Stored entries

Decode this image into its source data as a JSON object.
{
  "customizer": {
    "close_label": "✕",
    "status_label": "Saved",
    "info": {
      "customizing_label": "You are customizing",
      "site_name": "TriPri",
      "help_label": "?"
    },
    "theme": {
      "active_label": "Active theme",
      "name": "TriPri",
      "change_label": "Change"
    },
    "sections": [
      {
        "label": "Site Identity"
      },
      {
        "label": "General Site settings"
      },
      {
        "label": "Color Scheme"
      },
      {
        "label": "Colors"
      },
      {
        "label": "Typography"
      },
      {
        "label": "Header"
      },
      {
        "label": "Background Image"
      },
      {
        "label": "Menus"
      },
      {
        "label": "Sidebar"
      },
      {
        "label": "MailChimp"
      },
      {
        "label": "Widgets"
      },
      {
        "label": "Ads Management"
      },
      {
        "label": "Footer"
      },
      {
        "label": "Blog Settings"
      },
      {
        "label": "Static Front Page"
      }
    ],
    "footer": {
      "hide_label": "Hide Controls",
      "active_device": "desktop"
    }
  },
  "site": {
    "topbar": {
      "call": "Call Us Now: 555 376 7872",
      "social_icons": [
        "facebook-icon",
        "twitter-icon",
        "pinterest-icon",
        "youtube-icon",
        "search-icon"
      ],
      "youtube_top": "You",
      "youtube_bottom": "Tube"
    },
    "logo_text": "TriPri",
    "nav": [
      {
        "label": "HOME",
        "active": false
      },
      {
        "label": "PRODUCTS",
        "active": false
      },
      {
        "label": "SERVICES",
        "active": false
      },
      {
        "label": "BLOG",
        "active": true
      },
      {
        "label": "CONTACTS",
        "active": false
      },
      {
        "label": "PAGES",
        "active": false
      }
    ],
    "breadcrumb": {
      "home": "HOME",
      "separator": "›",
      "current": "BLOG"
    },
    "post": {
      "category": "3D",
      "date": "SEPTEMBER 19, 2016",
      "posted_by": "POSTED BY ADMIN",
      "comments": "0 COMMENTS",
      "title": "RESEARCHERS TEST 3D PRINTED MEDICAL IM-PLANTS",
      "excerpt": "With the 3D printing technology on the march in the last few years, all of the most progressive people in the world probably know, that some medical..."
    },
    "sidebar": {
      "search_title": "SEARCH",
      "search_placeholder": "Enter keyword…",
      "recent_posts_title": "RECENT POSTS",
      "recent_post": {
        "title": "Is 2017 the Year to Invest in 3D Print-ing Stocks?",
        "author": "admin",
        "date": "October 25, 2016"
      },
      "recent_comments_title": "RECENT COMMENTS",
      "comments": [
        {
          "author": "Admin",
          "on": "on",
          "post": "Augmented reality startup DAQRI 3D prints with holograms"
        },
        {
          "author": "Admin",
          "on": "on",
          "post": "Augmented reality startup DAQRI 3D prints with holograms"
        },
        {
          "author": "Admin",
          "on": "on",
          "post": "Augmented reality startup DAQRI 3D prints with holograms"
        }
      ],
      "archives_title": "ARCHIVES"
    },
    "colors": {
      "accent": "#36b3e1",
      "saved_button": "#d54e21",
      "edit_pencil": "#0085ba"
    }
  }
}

Task prompt = Word for word, write out the data.

Solution to this problem =
Decode this image into its source data as a JSON object.
{
  "customizer": {
    "close_label": "✕",
    "status_label": "Saved",
    "info": {
      "customizing_label": "You are customizing",
      "site_name": "TriPri",
      "help_label": "?"
    },
    "theme": {
      "active_label": "Active theme",
      "name": "TriPri",
      "change_label": "Change"
    },
    "sections": [
      {
        "label": "Site Identity"
      },
      {
        "label": "General Site settings"
      },
      {
        "label": "Color Scheme"
      },
      {
        "label": "Colors"
      },
      {
        "label": "Typography"
      },
      {
        "label": "Header"
      },
      {
        "label": "Background Image"
      },
      {
        "label": "Menus"
      },
      {
        "label": "Sidebar"
      },
      {
        "label": "MailChimp"
      },
      {
        "label": "Widgets"
      },
      {
        "label": "Ads Management"
      },
      {
        "label": "Footer"
      },
      {
        "label": "Blog Settings"
      },
      {
        "label": "Static Front Page"
      }
    ],
    "footer": {
      "hide_label": "Hide Controls",
      "active_device": "desktop"
    }
  },
  "site": {
    "topbar": {
      "call": "Call Us Now: 555 376 7872",
      "social_icons": [
        "facebook-icon",
        "twitter-icon",
        "pinterest-icon",
        "youtube-icon",
        "search-icon"
      ],
      "youtube_top": "You",
      "youtube_bottom": "Tube"
    },
    "logo_text": "TriPri",
    "nav": [
      {
        "label": "HOME",
        "active": false
      },
      {
        "label": "PRODUCTS",
        "active": false
      },
      {
        "label": "SERVICES",
        "active": false
      },
      {
        "label": "BLOG",
        "active": true
      },
      {
        "label": "CONTACTS",
        "active": false
      },
      {
        "label": "PAGES",
        "active": false
      }
    ],
    "breadcrumb": {
      "home": "HOME",
      "separator": "›",
      "current": "BLOG"
    },
    "post": {
      "category": "3D",
      "date": "SEPTEMBER 19, 2016",
      "posted_by": "POSTED BY ADMIN",
      "comments": "0 COMMENTS",
      "title": "RESEARCHERS TEST 3D PRINTED MEDICAL IM-PLANTS",
      "excerpt": "With the 3D printing technology on the march in the last few years, all of the most progressive people in the world probably know, that some medical..."
    },
    "sidebar": {
      "search_title": "SEARCH",
      "search_placeholder": "Enter keyword…",
      "recent_posts_title": "RECENT POSTS",
      "recent_post": {
        "title": "Is 2017 the Year to Invest in 3D Print-ing Stocks?",
        "author": "admin",
        "date": "October 25, 2016"
      },
      "recent_comments_title": "RECENT COMMENTS",
      "comments": [
        {
          "author": "Admin",
          "on": "on",
          "post": "Augmented reality startup DAQRI 3D prints with holograms"
        },
        {
          "author": "Admin",
          "on": "on",
          "post": "Augmented reality startup DAQRI 3D prints with holograms"
        },
        {
          "author": "Admin",
          "on": "on",
          "post": "Augmented reality startup DAQRI 3D prints with holograms"
        }
      ],
      "archives_title": "ARCHIVES"
    },
    "colors": {
      "accent": "#36b3e1",
      "saved_button": "#d54e21",
      "edit_pencil": "#0085ba"
    }
  }
}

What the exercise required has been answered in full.